PROBLEM DETAILS => Every line with the string "College" should be copied from the data.
DATASET RECORDS section start
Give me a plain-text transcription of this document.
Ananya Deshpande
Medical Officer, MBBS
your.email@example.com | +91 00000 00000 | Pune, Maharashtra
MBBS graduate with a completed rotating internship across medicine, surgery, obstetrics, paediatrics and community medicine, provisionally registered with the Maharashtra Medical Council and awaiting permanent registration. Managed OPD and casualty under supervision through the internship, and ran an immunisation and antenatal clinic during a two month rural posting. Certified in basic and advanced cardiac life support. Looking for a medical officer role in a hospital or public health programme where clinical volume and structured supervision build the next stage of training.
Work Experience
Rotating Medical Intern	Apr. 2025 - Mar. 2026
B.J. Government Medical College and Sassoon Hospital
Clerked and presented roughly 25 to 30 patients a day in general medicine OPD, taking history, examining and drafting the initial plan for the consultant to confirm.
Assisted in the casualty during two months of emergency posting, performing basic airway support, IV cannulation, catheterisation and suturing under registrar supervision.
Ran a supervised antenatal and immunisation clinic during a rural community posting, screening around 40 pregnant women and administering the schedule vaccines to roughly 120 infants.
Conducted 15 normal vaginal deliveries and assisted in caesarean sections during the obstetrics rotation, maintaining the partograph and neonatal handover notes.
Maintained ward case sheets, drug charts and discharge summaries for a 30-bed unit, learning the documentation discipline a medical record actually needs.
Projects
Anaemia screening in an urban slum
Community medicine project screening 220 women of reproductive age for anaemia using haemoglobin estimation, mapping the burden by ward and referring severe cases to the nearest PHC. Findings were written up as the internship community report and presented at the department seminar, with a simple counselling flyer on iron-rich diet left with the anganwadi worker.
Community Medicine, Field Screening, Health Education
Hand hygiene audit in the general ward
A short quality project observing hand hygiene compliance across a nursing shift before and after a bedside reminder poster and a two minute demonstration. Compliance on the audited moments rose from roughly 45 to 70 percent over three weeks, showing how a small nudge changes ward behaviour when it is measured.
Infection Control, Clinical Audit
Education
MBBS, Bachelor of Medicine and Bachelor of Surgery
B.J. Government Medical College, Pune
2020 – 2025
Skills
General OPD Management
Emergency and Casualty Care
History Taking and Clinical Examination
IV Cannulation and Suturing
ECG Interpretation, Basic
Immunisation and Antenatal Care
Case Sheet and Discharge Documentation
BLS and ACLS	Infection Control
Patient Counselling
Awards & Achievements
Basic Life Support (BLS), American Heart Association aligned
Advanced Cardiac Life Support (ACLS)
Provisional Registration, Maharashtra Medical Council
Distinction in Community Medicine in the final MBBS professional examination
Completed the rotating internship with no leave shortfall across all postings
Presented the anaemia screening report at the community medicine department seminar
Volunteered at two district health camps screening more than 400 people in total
DATASET RECORDS section end
SOLVED EXERCISE =>
B.J. Government Medical College and Sassoon Hospital
B.J. Government Medical College, Pune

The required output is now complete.